§ Exercise
Read the listing and extract each line that includes the word "value".

§ Dataset content
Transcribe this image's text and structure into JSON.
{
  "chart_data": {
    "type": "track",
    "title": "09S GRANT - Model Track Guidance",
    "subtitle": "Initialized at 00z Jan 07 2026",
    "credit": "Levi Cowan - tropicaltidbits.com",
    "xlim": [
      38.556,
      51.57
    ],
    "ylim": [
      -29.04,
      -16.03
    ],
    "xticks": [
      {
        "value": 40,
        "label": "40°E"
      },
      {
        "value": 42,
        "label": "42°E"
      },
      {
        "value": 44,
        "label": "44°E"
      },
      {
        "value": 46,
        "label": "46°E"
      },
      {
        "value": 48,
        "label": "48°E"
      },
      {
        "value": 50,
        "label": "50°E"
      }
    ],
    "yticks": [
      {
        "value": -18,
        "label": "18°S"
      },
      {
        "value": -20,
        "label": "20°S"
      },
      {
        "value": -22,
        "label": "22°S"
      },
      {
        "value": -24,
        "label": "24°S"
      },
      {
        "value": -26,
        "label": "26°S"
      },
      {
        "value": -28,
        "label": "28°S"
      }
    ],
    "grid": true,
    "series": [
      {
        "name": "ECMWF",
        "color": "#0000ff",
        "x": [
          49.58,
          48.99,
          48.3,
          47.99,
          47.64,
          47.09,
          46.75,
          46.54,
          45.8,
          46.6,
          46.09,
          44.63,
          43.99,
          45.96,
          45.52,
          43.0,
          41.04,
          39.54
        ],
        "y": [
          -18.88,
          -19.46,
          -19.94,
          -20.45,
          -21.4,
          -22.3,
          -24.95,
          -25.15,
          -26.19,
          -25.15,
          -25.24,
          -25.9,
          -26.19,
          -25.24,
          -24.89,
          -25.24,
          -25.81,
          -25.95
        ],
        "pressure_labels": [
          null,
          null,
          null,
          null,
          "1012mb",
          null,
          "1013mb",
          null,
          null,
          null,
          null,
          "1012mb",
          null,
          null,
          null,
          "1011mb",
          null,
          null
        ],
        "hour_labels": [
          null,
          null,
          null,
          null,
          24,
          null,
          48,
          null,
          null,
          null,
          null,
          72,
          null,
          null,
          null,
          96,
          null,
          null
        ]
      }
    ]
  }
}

§ Exercise solution
        "value": 40,
        "value": 42,
        "value": 44,
        "value": 46,
        "value": 48,
        "value": 50,
        "value": -18,
        "value": -20,
        "value": -22,
        "value": -24,
        "value": -26,
        "value": -28,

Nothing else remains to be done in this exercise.